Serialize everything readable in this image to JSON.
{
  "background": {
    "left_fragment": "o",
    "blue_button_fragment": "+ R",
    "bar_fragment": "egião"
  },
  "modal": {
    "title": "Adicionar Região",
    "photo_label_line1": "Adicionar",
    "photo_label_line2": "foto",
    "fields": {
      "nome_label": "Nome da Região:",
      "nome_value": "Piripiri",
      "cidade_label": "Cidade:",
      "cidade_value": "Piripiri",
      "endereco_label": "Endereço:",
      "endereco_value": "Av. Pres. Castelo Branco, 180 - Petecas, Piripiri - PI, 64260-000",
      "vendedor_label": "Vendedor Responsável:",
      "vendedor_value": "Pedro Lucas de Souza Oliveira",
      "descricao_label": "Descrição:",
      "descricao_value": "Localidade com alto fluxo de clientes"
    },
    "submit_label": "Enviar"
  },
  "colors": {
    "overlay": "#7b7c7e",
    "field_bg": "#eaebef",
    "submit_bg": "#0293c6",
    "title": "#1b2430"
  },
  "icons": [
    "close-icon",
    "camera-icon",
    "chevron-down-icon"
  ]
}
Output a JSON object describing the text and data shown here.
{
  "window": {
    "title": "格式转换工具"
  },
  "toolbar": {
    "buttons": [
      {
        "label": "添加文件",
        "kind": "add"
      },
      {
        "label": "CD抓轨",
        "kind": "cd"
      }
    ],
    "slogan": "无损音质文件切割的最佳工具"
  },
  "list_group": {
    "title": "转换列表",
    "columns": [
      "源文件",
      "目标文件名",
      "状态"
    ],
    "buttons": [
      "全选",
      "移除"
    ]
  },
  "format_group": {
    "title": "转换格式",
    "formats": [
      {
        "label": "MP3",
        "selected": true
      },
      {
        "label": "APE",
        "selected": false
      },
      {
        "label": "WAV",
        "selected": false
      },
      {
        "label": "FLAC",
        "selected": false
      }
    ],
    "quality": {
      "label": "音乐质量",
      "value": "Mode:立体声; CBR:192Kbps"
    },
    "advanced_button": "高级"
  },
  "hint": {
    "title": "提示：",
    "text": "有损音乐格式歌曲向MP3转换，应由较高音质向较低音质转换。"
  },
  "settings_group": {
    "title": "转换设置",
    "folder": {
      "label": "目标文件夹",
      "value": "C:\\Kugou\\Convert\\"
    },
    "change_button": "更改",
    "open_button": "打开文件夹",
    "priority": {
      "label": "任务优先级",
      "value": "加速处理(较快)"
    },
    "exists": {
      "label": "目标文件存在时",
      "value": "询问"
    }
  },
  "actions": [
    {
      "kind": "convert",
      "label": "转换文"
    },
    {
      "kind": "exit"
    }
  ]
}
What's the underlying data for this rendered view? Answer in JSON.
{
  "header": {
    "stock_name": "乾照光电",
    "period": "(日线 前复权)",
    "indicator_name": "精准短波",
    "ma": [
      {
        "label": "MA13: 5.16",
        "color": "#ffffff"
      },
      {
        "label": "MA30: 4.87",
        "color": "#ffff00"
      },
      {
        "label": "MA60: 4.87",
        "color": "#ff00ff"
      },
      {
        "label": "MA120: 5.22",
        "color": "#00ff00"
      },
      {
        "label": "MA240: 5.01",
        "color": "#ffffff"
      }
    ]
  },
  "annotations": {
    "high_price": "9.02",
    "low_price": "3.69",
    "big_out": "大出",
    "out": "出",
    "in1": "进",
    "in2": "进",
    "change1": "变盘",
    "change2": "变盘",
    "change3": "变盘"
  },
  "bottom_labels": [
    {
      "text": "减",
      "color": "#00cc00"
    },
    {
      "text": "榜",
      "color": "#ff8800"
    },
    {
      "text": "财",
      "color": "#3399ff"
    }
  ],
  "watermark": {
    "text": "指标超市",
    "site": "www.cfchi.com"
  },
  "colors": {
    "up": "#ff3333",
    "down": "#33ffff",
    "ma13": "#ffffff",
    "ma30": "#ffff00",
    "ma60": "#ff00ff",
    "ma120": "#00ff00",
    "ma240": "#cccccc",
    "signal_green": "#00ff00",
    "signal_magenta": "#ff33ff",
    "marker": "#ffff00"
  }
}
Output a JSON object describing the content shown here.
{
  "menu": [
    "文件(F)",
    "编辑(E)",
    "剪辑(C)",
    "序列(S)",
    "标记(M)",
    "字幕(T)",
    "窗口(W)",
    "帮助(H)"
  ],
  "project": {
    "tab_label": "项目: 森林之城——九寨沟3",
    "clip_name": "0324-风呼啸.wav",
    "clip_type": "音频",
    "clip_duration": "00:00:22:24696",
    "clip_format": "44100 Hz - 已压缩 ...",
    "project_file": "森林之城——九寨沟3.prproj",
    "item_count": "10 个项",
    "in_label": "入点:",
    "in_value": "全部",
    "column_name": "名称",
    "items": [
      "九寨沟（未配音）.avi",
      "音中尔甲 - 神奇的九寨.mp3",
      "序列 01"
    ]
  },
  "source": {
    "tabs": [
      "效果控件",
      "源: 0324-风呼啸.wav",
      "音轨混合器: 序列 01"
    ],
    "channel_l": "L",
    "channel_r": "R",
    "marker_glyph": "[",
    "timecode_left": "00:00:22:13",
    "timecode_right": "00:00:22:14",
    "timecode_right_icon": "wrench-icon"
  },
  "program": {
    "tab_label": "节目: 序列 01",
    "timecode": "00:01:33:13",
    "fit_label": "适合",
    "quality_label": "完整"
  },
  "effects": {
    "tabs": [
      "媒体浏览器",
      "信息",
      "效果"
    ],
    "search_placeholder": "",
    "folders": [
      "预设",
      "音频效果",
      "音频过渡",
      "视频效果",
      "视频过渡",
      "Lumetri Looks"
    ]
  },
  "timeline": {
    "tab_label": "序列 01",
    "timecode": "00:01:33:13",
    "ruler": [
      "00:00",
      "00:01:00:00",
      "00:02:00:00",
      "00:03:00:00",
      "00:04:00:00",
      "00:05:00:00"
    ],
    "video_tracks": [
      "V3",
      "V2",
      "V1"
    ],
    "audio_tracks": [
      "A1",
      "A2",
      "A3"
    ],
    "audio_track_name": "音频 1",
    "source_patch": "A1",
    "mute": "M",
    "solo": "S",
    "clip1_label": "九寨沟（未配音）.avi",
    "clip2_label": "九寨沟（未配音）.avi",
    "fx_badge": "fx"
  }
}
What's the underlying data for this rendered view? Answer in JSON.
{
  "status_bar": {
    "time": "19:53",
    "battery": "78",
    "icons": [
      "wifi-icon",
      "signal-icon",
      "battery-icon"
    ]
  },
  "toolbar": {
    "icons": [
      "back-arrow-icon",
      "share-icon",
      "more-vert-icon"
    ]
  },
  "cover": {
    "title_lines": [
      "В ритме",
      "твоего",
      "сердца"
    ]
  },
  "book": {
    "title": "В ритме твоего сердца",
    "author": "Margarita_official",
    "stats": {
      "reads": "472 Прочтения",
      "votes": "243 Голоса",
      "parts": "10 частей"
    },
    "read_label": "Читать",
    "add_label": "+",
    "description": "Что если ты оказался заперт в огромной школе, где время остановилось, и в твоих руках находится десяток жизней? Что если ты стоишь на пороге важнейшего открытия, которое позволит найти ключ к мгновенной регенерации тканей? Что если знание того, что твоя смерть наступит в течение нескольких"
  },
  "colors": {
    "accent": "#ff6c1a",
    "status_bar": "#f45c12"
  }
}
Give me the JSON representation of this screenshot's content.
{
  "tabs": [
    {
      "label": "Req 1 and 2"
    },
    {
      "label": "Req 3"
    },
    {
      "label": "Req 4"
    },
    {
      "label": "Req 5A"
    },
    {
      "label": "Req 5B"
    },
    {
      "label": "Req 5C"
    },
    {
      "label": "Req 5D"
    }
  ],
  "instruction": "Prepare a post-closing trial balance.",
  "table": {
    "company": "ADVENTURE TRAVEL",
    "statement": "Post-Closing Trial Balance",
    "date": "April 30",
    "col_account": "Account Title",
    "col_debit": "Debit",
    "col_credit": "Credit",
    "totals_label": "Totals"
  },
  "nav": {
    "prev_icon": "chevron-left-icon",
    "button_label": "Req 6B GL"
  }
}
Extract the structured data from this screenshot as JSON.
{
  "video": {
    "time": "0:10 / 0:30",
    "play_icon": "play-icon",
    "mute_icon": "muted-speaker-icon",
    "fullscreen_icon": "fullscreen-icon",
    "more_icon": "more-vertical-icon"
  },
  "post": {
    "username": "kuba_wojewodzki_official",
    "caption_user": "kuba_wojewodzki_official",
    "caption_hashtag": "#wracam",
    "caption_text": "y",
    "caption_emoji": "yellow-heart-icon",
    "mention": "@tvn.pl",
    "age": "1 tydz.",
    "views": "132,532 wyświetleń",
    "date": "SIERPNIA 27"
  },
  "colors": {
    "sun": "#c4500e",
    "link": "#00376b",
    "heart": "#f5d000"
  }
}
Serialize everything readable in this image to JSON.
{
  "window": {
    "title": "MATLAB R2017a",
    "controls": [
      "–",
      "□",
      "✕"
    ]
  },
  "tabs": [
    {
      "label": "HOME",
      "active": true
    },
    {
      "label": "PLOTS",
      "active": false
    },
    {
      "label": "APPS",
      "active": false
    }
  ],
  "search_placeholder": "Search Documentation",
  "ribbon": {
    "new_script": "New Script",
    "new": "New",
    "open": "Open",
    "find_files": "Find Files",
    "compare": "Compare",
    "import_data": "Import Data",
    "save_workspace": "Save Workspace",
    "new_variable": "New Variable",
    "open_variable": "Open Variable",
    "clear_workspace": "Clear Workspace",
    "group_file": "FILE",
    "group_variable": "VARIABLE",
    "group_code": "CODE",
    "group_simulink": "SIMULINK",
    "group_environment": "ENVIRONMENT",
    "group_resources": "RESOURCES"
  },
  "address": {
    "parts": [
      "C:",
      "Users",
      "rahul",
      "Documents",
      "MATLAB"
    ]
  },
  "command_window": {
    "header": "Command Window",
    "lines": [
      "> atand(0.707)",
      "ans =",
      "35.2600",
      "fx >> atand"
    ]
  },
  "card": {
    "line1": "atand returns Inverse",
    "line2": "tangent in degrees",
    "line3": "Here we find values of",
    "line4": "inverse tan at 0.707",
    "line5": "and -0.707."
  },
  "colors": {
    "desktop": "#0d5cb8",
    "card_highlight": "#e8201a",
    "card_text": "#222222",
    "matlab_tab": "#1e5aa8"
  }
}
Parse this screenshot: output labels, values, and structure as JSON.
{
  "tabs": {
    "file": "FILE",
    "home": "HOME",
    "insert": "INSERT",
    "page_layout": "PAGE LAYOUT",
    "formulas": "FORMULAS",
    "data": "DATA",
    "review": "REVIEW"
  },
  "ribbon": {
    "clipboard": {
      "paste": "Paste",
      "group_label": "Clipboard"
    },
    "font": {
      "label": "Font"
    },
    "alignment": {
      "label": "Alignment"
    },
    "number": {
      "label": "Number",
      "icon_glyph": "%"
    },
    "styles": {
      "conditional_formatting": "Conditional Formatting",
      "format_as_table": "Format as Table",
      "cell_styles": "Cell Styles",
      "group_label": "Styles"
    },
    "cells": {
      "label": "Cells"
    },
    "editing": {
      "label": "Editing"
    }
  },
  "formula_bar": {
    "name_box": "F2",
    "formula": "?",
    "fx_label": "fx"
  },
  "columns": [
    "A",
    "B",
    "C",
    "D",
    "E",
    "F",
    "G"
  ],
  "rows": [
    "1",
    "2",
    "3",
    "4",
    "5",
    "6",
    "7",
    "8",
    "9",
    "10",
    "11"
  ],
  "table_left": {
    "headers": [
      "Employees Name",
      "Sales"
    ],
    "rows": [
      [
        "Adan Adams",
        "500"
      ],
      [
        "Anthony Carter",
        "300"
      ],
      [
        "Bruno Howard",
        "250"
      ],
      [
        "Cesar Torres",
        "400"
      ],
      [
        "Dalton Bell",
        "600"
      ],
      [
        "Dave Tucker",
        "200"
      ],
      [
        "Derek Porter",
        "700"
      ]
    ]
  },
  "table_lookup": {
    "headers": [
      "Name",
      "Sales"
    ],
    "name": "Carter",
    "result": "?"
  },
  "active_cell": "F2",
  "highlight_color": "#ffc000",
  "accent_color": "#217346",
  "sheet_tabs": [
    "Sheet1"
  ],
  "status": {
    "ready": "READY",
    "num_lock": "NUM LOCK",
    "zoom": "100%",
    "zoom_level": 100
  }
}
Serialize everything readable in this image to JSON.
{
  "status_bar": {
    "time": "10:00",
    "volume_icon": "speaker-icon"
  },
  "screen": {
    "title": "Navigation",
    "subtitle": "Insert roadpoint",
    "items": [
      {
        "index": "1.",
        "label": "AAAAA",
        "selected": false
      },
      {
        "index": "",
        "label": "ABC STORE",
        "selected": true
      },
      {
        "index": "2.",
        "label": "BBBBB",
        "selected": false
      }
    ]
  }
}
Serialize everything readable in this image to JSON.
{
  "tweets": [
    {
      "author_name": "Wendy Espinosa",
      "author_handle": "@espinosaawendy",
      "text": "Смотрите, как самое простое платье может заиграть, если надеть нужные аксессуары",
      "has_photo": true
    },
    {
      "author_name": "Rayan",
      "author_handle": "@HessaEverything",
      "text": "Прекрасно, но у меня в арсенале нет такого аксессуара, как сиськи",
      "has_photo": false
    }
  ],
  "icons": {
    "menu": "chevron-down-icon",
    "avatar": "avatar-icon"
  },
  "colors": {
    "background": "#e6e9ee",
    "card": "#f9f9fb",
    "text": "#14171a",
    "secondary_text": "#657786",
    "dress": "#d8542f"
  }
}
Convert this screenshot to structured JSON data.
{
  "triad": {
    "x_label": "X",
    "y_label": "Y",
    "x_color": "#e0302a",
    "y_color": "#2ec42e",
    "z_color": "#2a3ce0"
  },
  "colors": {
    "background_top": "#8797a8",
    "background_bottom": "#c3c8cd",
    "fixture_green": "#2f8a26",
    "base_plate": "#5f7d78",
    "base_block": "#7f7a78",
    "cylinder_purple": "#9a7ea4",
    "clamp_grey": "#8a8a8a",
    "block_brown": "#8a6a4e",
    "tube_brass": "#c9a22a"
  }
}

----

_Work to complete:_ Which lines of the data above contain "森林之城"? Copy each one.

_Response to the exercise:_
    "tab_label": "项目: 森林之城——九寨沟3",
    "project_file": "森林之城——九寨沟3.prproj",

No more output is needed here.